• REQUIREMENTS:
Report how many lines of the listing below include the word "الحلول". Give nothing but the number.

• SUPPLIED MATERIAL:
>>>>

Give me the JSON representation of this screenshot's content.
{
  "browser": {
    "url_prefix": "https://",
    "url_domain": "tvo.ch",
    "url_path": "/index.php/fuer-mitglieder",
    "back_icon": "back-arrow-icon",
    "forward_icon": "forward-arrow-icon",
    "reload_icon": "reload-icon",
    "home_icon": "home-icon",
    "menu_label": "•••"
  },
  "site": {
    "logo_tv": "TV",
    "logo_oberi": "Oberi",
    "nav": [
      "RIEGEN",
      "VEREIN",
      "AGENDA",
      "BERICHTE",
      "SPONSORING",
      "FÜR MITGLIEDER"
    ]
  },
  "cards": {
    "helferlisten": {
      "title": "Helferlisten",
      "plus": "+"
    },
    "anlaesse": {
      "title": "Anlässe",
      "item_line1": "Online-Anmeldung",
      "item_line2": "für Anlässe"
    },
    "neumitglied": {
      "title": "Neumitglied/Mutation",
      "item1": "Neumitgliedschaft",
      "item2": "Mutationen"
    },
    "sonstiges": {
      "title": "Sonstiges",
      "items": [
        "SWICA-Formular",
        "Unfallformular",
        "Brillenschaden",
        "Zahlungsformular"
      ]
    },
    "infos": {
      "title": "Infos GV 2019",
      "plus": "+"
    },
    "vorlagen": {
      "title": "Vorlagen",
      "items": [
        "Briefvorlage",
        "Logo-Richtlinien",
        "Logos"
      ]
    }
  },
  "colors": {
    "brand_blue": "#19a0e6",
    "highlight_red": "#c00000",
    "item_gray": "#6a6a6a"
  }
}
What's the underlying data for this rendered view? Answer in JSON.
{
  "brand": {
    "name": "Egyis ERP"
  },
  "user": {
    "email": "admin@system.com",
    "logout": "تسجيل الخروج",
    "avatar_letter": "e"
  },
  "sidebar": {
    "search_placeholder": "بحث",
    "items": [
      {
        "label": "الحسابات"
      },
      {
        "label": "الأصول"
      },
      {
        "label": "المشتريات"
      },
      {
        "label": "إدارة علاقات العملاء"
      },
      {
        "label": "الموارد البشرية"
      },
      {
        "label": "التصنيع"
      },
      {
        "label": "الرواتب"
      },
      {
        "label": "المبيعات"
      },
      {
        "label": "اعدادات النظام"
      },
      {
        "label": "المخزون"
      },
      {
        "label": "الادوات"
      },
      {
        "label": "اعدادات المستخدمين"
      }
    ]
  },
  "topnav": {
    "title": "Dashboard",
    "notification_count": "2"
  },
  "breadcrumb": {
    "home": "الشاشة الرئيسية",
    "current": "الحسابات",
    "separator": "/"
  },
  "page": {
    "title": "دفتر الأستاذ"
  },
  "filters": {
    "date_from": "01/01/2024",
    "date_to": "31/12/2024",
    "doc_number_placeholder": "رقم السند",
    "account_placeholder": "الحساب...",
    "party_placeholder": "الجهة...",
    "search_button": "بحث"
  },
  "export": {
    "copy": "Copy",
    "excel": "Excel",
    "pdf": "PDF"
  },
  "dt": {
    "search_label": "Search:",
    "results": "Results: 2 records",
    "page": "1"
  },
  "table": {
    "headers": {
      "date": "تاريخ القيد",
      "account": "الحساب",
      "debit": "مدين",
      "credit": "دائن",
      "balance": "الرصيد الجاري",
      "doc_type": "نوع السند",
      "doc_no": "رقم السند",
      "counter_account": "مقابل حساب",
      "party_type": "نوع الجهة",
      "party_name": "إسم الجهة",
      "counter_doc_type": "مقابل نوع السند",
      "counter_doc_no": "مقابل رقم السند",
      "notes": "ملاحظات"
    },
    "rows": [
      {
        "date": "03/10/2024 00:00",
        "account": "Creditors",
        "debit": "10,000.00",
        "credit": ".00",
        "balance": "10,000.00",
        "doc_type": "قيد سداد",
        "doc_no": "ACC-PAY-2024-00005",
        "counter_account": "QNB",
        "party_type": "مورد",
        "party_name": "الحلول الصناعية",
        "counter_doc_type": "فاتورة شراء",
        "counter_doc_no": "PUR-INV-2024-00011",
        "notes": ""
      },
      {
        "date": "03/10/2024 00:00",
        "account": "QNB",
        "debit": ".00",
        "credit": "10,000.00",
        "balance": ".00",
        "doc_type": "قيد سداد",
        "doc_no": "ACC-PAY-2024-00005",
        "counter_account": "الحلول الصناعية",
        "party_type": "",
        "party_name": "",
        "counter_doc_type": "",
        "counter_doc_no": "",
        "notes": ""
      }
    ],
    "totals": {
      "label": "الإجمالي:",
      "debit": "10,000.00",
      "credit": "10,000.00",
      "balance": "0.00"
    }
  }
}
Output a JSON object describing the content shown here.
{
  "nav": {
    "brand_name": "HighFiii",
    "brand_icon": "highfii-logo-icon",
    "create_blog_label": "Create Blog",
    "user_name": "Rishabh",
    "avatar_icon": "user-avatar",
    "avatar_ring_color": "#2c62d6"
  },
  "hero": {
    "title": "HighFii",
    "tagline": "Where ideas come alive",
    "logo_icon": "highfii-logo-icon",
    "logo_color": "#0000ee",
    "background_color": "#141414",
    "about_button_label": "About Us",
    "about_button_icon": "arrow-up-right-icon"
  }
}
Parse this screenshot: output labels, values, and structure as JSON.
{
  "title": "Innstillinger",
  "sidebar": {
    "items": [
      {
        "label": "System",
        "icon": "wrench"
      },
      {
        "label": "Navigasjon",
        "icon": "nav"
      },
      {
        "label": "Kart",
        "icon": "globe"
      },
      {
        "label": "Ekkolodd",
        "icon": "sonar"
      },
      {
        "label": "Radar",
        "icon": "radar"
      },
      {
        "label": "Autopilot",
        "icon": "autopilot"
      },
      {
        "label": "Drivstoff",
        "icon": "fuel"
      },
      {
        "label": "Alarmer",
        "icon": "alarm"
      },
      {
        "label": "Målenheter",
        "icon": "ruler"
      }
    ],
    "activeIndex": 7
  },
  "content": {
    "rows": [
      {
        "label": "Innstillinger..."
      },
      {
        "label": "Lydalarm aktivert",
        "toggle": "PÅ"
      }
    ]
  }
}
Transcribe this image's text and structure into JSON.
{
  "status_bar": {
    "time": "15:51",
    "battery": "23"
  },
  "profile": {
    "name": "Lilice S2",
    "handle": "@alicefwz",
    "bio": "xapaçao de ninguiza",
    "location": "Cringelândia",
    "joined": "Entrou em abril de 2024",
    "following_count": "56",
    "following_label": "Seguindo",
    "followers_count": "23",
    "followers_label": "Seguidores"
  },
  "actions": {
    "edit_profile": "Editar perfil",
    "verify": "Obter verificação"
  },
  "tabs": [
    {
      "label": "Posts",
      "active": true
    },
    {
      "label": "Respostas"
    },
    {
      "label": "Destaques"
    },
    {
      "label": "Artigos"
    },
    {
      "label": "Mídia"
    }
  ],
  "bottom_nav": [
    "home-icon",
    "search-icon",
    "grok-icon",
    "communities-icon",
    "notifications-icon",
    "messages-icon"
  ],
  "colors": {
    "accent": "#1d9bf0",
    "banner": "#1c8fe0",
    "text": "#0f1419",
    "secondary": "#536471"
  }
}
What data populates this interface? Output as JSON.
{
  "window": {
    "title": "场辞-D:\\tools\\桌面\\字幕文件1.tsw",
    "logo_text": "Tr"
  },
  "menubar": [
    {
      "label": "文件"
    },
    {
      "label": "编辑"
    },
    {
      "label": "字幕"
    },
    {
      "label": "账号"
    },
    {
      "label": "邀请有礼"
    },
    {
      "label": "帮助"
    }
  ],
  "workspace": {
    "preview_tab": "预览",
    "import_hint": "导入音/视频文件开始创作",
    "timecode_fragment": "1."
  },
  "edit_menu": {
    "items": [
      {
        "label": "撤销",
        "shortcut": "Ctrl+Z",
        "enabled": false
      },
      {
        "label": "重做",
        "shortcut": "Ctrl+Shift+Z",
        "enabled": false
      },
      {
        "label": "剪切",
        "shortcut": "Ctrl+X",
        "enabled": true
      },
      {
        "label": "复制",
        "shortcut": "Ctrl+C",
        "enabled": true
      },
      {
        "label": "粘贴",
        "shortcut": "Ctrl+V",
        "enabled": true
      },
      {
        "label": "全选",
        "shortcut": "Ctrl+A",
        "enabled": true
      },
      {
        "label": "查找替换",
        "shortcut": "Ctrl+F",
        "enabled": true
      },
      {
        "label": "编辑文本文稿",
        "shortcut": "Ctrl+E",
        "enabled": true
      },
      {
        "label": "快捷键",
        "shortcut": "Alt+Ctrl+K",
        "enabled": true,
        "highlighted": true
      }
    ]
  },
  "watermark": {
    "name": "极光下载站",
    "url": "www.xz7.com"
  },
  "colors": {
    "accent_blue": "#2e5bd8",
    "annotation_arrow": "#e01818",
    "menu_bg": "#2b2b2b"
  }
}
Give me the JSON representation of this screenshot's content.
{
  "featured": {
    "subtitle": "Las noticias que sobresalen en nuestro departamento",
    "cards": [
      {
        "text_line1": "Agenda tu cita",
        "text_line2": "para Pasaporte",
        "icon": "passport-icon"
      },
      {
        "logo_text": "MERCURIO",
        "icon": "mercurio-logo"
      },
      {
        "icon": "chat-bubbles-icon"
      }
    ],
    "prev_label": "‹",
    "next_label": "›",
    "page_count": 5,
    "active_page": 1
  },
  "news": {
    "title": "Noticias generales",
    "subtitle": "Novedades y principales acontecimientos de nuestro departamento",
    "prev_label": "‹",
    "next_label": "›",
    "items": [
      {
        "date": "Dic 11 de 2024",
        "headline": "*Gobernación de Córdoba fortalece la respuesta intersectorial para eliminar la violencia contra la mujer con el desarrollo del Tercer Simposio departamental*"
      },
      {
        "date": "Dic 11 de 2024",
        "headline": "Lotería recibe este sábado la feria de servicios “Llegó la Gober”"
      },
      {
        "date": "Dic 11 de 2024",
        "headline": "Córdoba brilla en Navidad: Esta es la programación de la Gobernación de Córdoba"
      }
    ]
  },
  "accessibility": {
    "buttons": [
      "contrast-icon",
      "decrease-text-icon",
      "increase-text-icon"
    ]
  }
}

<<<<

• TASK ANSWER:
2